▶ _Exercise requirements_
Extract, from the records beneath this instruction, each line that contains the word "khát".

▶ _Data lines_
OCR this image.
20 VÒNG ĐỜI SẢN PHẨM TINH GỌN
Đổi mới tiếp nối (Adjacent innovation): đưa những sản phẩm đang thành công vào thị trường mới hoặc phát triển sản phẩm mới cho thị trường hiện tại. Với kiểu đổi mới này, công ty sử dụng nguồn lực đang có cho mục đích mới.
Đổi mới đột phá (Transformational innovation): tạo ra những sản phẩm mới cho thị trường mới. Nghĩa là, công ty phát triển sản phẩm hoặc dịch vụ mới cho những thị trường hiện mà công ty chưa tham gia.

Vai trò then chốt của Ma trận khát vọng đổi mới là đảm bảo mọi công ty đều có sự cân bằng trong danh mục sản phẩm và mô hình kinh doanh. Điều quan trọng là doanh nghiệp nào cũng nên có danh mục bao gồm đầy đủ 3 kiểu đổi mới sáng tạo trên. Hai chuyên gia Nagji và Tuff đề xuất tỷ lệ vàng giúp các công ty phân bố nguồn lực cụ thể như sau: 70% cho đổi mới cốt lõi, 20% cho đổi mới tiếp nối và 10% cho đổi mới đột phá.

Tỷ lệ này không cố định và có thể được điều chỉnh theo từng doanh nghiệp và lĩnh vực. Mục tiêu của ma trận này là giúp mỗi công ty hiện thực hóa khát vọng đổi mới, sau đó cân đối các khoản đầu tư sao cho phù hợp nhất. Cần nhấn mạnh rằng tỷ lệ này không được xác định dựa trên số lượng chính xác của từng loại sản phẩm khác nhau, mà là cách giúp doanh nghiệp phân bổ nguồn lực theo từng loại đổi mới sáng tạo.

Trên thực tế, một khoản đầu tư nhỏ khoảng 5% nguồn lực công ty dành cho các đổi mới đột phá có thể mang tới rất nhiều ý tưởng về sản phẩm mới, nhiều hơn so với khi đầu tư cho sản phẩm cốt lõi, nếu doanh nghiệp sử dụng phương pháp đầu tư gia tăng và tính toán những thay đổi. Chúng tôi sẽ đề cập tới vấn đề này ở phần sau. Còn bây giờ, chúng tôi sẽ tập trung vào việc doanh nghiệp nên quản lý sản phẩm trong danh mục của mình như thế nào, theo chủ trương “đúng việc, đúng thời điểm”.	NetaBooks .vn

▶ _Written reply_
Vai trò then chốt của Ma trận khát vọng đổi mới là đảm bảo mọi công ty đều có sự cân bằng trong danh mục sản phẩm và mô hình kinh doanh. Điều quan trọng là doanh nghiệp nào cũng nên có danh mục bao gồm đầy đủ 3 kiểu đổi mới sáng tạo trên. Hai chuyên gia Nagji và Tuff đề xuất tỷ lệ vàng giúp các công ty phân bố nguồn lực cụ thể như sau: 70% cho đổi mới cốt lõi, 20% cho đổi mới tiếp nối và 10% cho đổi mới đột phá.
Tỷ lệ này không cố định và có thể được điều chỉnh theo từng doanh nghiệp và lĩnh vực. Mục tiêu của ma trận này là giúp mỗi công ty hiện thực hóa khát vọng đổi mới, sau đó cân đối các khoản đầu tư sao cho phù hợp nhất. Cần nhấn mạnh rằng tỷ lệ này không được xác định dựa trên số lượng chính xác của từng loại sản phẩm khác nhau, mà là cách giúp doanh nghiệp phân bổ nguồn lực theo từng loại đổi mới sáng tạo.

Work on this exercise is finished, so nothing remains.